▶ _Problem requirements_
Could you write out every record below exactly, leaving out any pictures?

▶ _Data provided_

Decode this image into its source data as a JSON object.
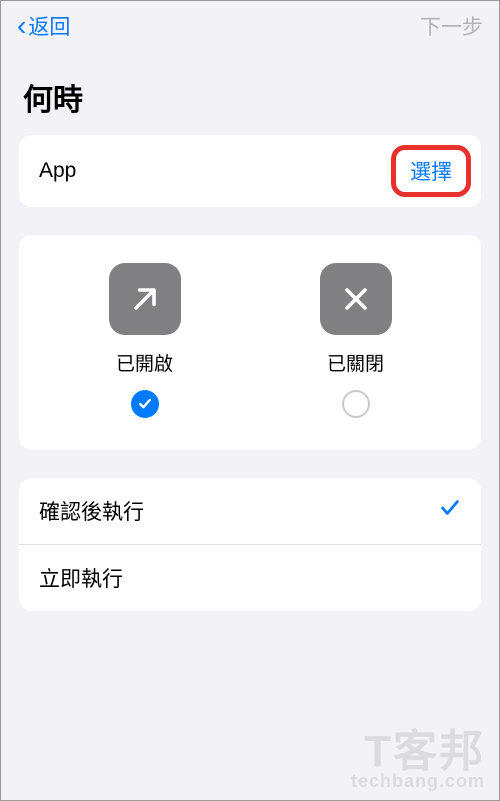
{
  "header": {
    "back_label": "返回",
    "next_label": "下一步"
  },
  "section_title": "何時",
  "app_row": {
    "label": "App",
    "select_label": "選擇"
  },
  "options": {
    "open": {
      "label": "已開啟",
      "selected": true
    },
    "close": {
      "label": "已關閉",
      "selected": false
    }
  },
  "run_list": {
    "confirm_label": "確認後執行",
    "immediate_label": "立即執行",
    "selected": "confirm"
  },
  "colors": {
    "accent": "#007aff",
    "highlight": "#e8312c",
    "icon_bg": "#808083"
  },
  "watermark": {
    "line1": "T客邦",
    "line2": "techbang.com"
  }
}
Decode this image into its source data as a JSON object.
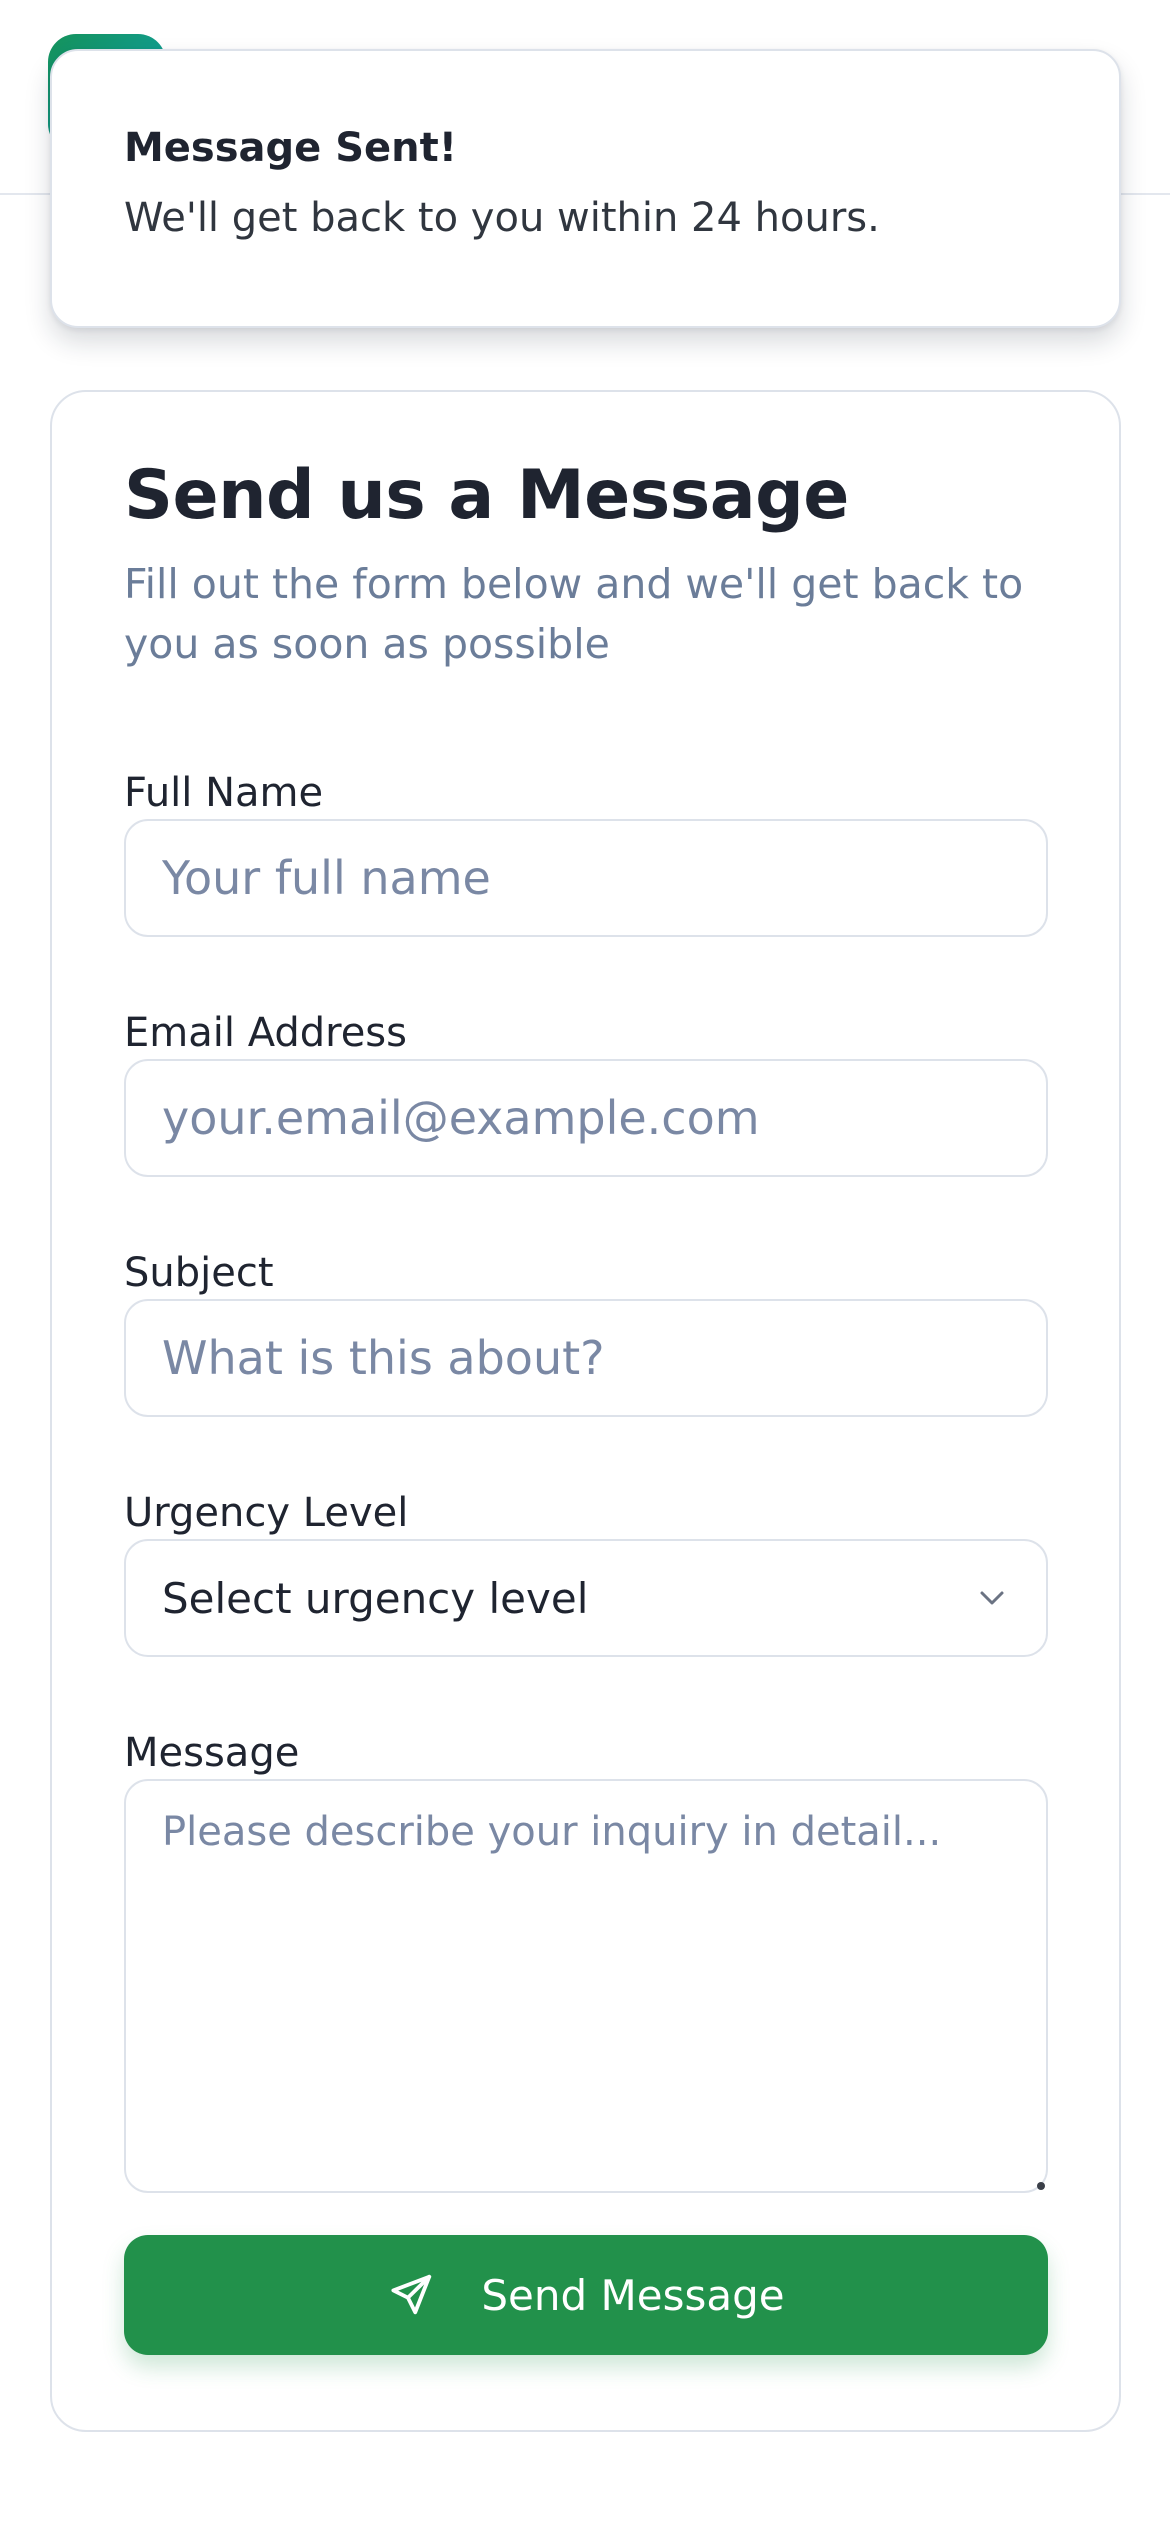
{
  "toast": {
    "title": "Message Sent!",
    "body": "We'll get back to you within 24 hours."
  },
  "form": {
    "title": "Send us a Message",
    "subtitle": "Fill out the form below and we'll get back to you as soon as possible",
    "full_name": {
      "label": "Full Name",
      "placeholder": "Your full name",
      "value": ""
    },
    "email": {
      "label": "Email Address",
      "placeholder": "your.email@example.com",
      "value": ""
    },
    "subject": {
      "label": "Subject",
      "placeholder": "What is this about?",
      "value": ""
    },
    "urgency": {
      "label": "Urgency Level",
      "selected": "Select urgency level",
      "icon": "chevron-down-icon"
    },
    "message": {
      "label": "Message",
      "placeholder": "Please describe your inquiry in detail...",
      "value": ""
    },
    "submit": {
      "label": "Send Message",
      "icon": "send-icon"
    }
  },
  "colors": {
    "primary_button": "#22914b",
    "brand_gradient_start": "#15925a",
    "brand_gradient_end": "#0fa4b5",
    "muted_text": "#6b7d99",
    "border": "#dde2ea"
  }
}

▶ _Answer in full_
Decode this image into its source data as a JSON object.
{
  "header": {
    "back_label": "返回",
    "next_label": "下一步"
  },
  "section_title": "何時",
  "app_row": {
    "label": "App",
    "select_label": "選擇"
  },
  "options": {
    "open": {
      "label": "已開啟",
      "selected": true
    },
    "close": {
      "label": "已關閉",
      "selected": false
    }
  },
  "run_list": {
    "confirm_label": "確認後執行",
    "immediate_label": "立即執行",
    "selected": "confirm"
  },
  "colors": {
    "accent": "#007aff",
    "highlight": "#e8312c",
    "icon_bg": "#808083"
  },
  "watermark": {
    "line1": "T客邦",
    "line2": "techbang.com"
  }
}
Decode this image into its source data as a JSON object.
{
  "toast": {
    "title": "Message Sent!",
    "body": "We'll get back to you within 24 hours."
  },
  "form": {
    "title": "Send us a Message",
    "subtitle": "Fill out the form below and we'll get back to you as soon as possible",
    "full_name": {
      "label": "Full Name",
      "placeholder": "Your full name",
      "value": ""
    },
    "email": {
      "label": "Email Address",
      "placeholder": "your.email@example.com",
      "value": ""
    },
    "subject": {
      "label": "Subject",
      "placeholder": "What is this about?",
      "value": ""
    },
    "urgency": {
      "label": "Urgency Level",
      "selected": "Select urgency level",
      "icon": "chevron-down-icon"
    },
    "message": {
      "label": "Message",
      "placeholder": "Please describe your inquiry in detail...",
      "value": ""
    },
    "submit": {
      "label": "Send Message",
      "icon": "send-icon"
    }
  },
  "colors": {
    "primary_button": "#22914b",
    "brand_gradient_start": "#15925a",
    "brand_gradient_end": "#0fa4b5",
    "muted_text": "#6b7d99",
    "border": "#dde2ea"
  }
}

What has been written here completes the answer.